Collected data
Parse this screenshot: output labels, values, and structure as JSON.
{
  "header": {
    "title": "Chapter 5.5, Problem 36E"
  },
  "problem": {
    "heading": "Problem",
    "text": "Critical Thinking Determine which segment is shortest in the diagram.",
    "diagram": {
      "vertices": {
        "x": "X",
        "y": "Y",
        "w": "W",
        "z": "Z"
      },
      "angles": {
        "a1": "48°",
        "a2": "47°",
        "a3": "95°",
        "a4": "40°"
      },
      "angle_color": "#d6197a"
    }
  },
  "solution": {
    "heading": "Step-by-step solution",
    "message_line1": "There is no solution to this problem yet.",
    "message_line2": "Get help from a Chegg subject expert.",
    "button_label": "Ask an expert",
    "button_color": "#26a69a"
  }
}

# Problem statement:
Copy out every entry again, exactly as it was given.

# Full output:
Parse this screenshot: output labels, values, and structure as JSON.
{
  "header": {
    "title": "Chapter 5.5, Problem 36E"
  },
  "problem": {
    "heading": "Problem",
    "text": "Critical Thinking Determine which segment is shortest in the diagram.",
    "diagram": {
      "vertices": {
        "x": "X",
        "y": "Y",
        "w": "W",
        "z": "Z"
      },
      "angles": {
        "a1": "48°",
        "a2": "47°",
        "a3": "95°",
        "a4": "40°"
      },
      "angle_color": "#d6197a"
    }
  },
  "solution": {
    "heading": "Step-by-step solution",
    "message_line1": "There is no solution to this problem yet.",
    "message_line2": "Get help from a Chegg subject expert.",
    "button_label": "Ask an expert",
    "button_color": "#26a69a"
  }
}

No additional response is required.